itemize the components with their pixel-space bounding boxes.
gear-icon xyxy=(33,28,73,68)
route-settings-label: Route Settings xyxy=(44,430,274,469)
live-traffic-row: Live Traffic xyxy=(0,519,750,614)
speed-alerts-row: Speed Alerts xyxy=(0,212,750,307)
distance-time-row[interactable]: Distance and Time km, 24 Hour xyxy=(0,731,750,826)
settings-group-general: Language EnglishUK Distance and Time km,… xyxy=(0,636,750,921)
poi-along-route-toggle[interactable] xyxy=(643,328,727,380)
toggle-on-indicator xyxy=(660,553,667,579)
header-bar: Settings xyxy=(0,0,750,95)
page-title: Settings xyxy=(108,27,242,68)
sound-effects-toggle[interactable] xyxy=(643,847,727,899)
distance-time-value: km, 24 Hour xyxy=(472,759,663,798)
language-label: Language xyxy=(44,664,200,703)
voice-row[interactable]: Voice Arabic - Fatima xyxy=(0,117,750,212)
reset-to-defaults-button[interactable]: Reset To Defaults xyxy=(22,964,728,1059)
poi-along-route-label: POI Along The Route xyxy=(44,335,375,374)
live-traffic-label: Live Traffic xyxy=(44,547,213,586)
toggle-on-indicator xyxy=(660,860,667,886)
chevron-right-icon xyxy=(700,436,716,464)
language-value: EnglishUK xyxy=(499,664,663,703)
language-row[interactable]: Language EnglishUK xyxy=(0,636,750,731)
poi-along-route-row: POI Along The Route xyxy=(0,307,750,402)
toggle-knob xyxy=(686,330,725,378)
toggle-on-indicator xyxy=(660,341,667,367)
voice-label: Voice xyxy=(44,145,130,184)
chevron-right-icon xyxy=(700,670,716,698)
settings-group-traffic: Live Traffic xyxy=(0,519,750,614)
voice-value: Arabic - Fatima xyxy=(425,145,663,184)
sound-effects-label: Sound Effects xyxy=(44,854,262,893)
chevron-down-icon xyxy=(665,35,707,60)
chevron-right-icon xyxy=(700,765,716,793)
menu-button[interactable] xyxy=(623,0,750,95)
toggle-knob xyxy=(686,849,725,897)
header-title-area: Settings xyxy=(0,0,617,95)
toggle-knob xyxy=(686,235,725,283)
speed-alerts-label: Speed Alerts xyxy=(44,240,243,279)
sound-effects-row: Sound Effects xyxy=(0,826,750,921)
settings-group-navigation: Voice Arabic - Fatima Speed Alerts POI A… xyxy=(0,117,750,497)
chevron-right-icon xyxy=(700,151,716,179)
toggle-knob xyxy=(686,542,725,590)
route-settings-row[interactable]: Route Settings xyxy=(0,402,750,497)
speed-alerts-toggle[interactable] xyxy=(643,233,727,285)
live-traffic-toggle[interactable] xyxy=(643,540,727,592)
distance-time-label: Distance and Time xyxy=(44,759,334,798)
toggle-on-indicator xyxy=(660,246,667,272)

··········

*EXERCISE AIM:* Copy the lines above exactly as they stand.

*SOLUTION:*
itemize the components with their pixel-space bounding boxes.
gear-icon xyxy=(33,28,73,68)
route-settings-label: Route Settings xyxy=(44,430,274,469)
live-traffic-row: Live Traffic xyxy=(0,519,750,614)
speed-alerts-row: Speed Alerts xyxy=(0,212,750,307)
distance-time-row[interactable]: Distance and Time km, 24 Hour xyxy=(0,731,750,826)
settings-group-general: Language EnglishUK Distance and Time km,… xyxy=(0,636,750,921)
poi-along-route-toggle[interactable] xyxy=(643,328,727,380)
toggle-on-indicator xyxy=(660,553,667,579)
header-bar: Settings xyxy=(0,0,750,95)
page-title: Settings xyxy=(108,27,242,68)
sound-effects-toggle[interactable] xyxy=(643,847,727,899)
distance-time-value: km, 24 Hour xyxy=(472,759,663,798)
language-label: Language xyxy=(44,664,200,703)
voice-row[interactable]: Voice Arabic - Fatima xyxy=(0,117,750,212)
reset-to-defaults-button[interactable]: Reset To Defaults xyxy=(22,964,728,1059)
poi-along-route-label: POI Along The Route xyxy=(44,335,375,374)
live-traffic-label: Live Traffic xyxy=(44,547,213,586)
toggle-on-indicator xyxy=(660,860,667,886)
chevron-right-icon xyxy=(700,436,716,464)
language-value: EnglishUK xyxy=(499,664,663,703)
language-row[interactable]: Language EnglishUK xyxy=(0,636,750,731)
poi-along-route-row: POI Along The Route xyxy=(0,307,750,402)
toggle-knob xyxy=(686,330,725,378)
toggle-on-indicator xyxy=(660,341,667,367)
voice-label: Voice xyxy=(44,145,130,184)
chevron-right-icon xyxy=(700,670,716,698)
settings-group-traffic: Live Traffic xyxy=(0,519,750,614)
voice-value: Arabic - Fatima xyxy=(425,145,663,184)
sound-effects-label: Sound Effects xyxy=(44,854,262,893)
chevron-down-icon xyxy=(665,35,707,60)
chevron-right-icon xyxy=(700,765,716,793)
menu-button[interactable] xyxy=(623,0,750,95)
toggle-knob xyxy=(686,849,725,897)
header-title-area: Settings xyxy=(0,0,617,95)
toggle-knob xyxy=(686,235,725,283)
speed-alerts-label: Speed Alerts xyxy=(44,240,243,279)
sound-effects-row: Sound Effects xyxy=(0,826,750,921)
settings-group-navigation: Voice Arabic - Fatima Speed Alerts POI A… xyxy=(0,117,750,497)
chevron-right-icon xyxy=(700,151,716,179)
toggle-knob xyxy=(686,542,725,590)
route-settings-row[interactable]: Route Settings xyxy=(0,402,750,497)
speed-alerts-toggle[interactable] xyxy=(643,233,727,285)
live-traffic-toggle[interactable] xyxy=(643,540,727,592)
distance-time-label: Distance and Time xyxy=(44,759,334,798)
toggle-on-indicator xyxy=(660,246,667,272)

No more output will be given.